Eje

 

 

 

 

 

 

 

 

 

 

 

Ubica en este cuadrado los números de 1 al 9. Hazlo de manera tal que la suma de los 3 números ubicados en cada fila; los 3 ubicados en cada columna y los tres ubicados en cada diagonal, sumen 15. Y una vez que lo hayas resuelto, nos volvemos a encontrar en el párrafo siguiente.

Si lo lograste, ya sabes que lo importante es encontrar el número del centro. Si no lo pudiste resolver, inténtalo de nuevo teniendo esto presente.

Una vez que has encontrado el centro, el resto puede, dentro de ciertos límites, ubicarse en distintas posiciones, aunque no en cualquiera, y el “sistema” seguirá “funcionando” de manera armónica y natural.

Por ejemplo:

 

6

7

2

1

5

9

8

3

4

 

Las cosas en tu vida funcionan de una manera similar. Cuando estás centrado, cuando estás en eje tu entorno adopta ciertas actitudes, posiciones, reclamos, ofrece aportes y respuestas, en armonía con la melodía que tu actitud centrada está proponiendo. Todo girará, danzará hasta ubicarse en el mejor lugar posible para todo el “sistema”.

Busca tu centro, ponte en eje. No grites, no pelees, no discutas. Eso mismo puedes decirlo tranquila y respetuosamente, con resultados mucho más positivos. No caigas en el vértigo que te proponga la vorágine cotidiana. Céntrate y avanza sin prisa pero sin pausa, buscando la armonía de tu propio cuadrado mágico y especial.

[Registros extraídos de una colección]
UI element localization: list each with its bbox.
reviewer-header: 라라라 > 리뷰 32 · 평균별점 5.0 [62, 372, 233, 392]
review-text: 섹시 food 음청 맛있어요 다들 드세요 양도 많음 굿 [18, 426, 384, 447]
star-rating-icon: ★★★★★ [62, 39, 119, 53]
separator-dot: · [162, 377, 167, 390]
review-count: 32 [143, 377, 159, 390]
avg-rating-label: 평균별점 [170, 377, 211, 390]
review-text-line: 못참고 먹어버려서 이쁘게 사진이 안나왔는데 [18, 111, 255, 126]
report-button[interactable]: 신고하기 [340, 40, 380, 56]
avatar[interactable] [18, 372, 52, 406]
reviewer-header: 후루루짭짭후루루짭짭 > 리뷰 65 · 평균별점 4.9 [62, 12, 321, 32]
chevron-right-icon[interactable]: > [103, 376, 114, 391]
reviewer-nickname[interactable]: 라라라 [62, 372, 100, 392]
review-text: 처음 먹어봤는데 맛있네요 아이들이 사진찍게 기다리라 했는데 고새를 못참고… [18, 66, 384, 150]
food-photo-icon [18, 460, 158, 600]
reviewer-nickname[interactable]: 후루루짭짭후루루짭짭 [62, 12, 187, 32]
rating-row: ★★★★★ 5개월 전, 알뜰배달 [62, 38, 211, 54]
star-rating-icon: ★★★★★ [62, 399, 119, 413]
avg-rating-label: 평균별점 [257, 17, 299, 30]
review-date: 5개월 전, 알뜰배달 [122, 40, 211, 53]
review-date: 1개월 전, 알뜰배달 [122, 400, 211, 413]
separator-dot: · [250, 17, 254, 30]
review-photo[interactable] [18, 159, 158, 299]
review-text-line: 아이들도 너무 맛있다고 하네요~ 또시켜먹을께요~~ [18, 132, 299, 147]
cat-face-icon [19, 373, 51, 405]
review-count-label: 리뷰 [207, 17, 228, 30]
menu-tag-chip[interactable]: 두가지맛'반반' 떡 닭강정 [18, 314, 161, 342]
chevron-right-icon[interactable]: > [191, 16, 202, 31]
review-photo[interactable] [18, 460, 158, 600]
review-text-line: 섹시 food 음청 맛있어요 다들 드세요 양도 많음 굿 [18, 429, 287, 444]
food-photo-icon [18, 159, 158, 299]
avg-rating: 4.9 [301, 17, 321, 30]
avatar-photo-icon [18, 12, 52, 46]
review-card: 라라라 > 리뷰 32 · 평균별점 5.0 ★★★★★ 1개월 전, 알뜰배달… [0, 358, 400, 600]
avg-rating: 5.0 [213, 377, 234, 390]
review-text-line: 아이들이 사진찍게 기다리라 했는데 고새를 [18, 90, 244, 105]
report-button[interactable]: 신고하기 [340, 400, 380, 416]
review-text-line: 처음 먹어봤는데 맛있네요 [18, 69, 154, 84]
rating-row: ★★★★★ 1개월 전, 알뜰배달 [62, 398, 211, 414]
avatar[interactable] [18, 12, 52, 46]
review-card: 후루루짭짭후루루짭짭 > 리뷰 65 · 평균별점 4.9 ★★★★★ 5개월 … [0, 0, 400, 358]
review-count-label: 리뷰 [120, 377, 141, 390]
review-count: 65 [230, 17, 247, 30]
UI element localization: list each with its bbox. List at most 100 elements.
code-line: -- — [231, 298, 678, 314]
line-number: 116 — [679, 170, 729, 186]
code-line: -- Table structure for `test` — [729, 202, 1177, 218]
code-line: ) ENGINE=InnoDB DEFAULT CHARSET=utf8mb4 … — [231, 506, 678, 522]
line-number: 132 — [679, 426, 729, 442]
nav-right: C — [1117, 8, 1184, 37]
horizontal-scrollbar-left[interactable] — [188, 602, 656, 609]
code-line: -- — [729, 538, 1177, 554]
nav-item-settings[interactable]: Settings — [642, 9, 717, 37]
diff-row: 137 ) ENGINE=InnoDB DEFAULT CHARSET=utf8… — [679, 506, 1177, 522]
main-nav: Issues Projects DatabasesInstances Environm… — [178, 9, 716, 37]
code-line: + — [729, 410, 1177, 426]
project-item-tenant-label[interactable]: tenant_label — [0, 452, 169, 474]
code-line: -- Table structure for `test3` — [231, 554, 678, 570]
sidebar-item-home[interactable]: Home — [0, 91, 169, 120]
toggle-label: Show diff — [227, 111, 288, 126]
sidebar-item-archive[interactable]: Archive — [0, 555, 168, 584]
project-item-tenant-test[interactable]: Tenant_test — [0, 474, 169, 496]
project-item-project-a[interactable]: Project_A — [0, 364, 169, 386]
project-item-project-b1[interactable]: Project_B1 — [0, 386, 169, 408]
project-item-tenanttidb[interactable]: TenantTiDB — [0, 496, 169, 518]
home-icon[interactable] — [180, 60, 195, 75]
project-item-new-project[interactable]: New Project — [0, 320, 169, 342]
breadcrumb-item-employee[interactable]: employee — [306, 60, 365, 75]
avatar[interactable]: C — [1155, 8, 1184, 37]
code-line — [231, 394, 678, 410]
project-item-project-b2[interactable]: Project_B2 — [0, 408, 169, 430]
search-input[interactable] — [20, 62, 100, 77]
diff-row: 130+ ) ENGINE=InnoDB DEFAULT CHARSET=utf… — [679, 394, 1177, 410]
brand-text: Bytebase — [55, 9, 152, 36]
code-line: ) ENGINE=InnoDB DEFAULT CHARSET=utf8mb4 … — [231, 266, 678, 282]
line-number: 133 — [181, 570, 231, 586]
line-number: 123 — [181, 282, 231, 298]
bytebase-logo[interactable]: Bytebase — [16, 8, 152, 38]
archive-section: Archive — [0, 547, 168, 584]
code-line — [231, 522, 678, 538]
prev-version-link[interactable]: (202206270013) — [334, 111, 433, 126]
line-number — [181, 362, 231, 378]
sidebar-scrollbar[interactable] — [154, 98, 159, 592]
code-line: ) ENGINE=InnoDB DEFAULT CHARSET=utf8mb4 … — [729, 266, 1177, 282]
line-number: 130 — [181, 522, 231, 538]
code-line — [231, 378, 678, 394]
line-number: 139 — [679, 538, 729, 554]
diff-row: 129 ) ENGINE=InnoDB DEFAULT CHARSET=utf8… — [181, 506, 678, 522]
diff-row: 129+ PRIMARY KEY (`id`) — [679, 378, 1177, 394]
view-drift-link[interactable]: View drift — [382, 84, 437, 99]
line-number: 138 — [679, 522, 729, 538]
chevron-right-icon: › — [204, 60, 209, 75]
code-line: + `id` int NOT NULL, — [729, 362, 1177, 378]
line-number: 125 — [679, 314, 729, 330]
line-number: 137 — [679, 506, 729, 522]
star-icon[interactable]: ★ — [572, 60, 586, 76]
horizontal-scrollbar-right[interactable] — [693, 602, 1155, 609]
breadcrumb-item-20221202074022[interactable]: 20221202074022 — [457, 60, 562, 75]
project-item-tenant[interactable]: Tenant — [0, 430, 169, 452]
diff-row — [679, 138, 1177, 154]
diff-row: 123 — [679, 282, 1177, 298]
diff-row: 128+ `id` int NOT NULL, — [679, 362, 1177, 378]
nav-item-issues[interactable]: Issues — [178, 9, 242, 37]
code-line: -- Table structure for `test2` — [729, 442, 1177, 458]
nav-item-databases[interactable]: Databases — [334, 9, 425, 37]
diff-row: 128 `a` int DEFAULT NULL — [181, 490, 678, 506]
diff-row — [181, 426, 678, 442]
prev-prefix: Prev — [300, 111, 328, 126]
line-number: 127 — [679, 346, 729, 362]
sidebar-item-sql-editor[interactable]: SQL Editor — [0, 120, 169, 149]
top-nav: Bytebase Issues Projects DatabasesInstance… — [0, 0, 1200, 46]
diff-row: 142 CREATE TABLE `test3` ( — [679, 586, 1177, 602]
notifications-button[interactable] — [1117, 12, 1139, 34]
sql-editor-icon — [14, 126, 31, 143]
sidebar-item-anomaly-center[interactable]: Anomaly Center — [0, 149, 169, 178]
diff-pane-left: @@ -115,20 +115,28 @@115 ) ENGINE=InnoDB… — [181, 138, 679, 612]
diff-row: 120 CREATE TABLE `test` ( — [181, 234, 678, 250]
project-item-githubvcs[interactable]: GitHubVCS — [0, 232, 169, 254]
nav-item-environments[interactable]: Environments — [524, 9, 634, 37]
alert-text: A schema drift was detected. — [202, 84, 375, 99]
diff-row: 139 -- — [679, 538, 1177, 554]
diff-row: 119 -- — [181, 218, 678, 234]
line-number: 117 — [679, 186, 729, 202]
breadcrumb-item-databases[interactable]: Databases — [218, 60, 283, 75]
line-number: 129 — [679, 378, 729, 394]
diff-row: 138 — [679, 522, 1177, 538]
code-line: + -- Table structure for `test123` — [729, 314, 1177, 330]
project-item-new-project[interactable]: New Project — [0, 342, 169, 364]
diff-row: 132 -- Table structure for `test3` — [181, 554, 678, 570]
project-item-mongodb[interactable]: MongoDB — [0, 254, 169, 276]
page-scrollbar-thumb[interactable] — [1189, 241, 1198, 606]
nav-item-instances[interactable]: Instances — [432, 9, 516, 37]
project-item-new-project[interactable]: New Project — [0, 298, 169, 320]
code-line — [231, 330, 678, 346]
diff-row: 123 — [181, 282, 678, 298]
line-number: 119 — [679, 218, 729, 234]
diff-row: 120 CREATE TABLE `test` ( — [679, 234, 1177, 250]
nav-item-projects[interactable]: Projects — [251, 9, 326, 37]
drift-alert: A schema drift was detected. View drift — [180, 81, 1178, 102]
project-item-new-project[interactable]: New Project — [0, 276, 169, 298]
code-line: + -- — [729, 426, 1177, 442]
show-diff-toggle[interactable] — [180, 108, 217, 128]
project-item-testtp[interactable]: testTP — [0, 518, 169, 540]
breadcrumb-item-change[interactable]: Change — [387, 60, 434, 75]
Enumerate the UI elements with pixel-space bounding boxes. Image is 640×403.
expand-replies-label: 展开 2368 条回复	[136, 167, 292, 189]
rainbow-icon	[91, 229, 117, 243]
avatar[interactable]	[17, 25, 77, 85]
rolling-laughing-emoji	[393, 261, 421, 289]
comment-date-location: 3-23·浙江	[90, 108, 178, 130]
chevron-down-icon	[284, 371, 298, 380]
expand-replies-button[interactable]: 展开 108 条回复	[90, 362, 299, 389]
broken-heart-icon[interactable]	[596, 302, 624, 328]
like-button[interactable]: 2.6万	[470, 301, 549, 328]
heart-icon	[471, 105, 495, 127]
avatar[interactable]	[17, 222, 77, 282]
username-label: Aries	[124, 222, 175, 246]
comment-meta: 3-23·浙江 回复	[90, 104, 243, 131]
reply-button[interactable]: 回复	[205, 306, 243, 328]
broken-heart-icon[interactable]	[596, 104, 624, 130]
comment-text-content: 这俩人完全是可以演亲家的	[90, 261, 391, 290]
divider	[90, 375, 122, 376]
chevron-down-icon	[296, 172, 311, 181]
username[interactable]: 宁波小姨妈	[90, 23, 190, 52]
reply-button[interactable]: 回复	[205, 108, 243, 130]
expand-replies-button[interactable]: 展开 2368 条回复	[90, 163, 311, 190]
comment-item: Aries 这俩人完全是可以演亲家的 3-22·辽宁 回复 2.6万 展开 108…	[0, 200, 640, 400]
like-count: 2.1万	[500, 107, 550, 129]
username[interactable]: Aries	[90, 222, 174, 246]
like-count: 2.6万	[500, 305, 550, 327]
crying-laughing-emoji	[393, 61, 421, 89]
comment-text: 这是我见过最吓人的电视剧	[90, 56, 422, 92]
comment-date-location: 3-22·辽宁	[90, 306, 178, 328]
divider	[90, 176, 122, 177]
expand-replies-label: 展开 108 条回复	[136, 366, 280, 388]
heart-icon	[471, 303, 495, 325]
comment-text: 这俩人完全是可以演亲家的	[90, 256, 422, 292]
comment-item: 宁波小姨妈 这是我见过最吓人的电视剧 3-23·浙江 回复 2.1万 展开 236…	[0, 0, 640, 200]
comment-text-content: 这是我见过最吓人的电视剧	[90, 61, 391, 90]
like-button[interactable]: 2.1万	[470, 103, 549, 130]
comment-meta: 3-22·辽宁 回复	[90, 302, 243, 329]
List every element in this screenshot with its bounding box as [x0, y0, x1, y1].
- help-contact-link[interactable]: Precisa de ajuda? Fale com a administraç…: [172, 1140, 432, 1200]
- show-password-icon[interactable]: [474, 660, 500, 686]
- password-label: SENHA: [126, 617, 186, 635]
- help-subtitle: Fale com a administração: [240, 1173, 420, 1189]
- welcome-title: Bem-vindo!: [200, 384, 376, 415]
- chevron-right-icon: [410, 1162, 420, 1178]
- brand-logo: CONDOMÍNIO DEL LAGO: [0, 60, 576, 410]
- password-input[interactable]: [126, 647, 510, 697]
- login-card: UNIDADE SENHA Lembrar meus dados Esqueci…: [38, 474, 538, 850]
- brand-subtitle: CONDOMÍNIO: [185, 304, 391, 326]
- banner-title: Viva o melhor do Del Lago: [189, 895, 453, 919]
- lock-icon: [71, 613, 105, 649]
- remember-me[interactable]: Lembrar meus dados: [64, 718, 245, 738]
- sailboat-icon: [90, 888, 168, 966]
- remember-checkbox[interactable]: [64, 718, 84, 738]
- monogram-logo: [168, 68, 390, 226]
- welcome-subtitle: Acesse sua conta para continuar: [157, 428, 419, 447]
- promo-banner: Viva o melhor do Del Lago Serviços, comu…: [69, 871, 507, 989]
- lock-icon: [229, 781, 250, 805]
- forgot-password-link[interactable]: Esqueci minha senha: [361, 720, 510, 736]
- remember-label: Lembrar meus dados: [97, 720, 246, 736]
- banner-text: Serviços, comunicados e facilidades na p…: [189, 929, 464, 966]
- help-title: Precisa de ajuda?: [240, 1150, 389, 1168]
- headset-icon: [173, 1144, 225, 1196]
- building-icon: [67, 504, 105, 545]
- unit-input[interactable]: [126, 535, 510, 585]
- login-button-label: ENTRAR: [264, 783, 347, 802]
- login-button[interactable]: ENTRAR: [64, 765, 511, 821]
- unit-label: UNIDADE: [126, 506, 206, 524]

**CONSIGNA DEL EJERCICIO**
¿Puedes reproducir literalmente el pasaje del texto sobre el cuadrado mágico que va entre "Una vez que has" y "armónica y natural.", ambos incluidos?

**RESULTADO**
Una vez que has encontrado el centro, el resto puede, dentro de ciertos límites, ubicarse en distintas posiciones, aunque no en cualquiera, y el “sistema” seguirá “funcionando” de manera armónica y natural.